[Excerpts from a layout annotation set]
───

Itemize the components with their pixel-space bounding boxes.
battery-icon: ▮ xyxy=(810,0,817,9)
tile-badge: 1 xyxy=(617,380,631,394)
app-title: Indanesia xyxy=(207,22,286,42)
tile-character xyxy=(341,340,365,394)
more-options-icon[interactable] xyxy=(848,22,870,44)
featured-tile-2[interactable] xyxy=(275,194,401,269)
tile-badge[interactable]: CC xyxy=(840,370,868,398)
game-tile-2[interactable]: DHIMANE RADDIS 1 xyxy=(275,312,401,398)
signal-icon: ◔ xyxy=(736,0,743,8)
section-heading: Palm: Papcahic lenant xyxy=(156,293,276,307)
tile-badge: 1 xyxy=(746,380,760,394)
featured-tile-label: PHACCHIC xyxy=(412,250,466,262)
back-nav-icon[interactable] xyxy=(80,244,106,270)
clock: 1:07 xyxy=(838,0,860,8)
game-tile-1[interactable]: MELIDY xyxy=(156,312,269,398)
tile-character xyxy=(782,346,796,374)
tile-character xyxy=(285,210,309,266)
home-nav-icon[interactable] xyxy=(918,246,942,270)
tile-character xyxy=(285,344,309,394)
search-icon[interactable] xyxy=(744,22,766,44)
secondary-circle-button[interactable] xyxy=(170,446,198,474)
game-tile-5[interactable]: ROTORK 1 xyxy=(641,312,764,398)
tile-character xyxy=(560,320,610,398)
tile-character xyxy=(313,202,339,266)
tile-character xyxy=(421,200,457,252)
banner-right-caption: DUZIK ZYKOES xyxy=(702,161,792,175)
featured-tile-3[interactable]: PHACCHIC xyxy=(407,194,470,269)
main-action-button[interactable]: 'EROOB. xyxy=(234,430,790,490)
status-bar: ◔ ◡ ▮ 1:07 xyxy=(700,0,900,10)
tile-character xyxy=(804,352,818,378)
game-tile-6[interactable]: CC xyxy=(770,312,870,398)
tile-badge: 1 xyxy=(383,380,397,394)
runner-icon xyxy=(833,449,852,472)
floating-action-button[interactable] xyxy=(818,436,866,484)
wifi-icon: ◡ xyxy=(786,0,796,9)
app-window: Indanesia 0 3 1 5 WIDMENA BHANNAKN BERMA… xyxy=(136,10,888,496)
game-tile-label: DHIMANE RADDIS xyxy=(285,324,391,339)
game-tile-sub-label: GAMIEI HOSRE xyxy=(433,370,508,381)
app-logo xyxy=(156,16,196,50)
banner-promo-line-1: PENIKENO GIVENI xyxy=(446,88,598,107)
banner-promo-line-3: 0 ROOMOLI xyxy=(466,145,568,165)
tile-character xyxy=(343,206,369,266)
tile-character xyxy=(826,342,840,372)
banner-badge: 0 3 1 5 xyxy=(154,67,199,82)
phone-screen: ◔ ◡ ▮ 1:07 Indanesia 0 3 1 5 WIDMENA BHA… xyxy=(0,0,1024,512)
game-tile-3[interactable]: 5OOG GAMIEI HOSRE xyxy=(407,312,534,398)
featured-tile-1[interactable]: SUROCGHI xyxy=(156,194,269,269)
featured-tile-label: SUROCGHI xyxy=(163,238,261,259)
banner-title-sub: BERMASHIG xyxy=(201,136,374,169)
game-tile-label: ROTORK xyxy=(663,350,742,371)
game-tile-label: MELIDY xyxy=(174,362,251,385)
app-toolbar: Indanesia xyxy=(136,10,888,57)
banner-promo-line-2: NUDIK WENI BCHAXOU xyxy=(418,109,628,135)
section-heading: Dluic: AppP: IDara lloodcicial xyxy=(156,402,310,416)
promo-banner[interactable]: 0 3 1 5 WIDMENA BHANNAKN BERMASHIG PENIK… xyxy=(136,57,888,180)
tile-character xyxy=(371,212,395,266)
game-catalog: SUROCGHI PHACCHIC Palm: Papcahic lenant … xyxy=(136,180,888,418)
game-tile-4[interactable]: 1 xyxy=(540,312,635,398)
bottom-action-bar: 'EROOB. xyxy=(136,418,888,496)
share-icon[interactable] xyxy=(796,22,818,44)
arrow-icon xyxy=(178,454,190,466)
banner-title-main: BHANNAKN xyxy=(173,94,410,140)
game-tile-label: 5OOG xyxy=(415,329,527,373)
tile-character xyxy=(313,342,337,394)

───

**TASK REQUIREMENTS**: Find each line in the data above that contains the string "title" and copy those lines out in full.

**TASK SOLUTION**:
app-title: Indanesia xyxy=(207,22,286,42)
banner-title-sub: BERMASHIG xyxy=(201,136,374,169)
banner-title-main: BHANNAKN xyxy=(173,94,410,140)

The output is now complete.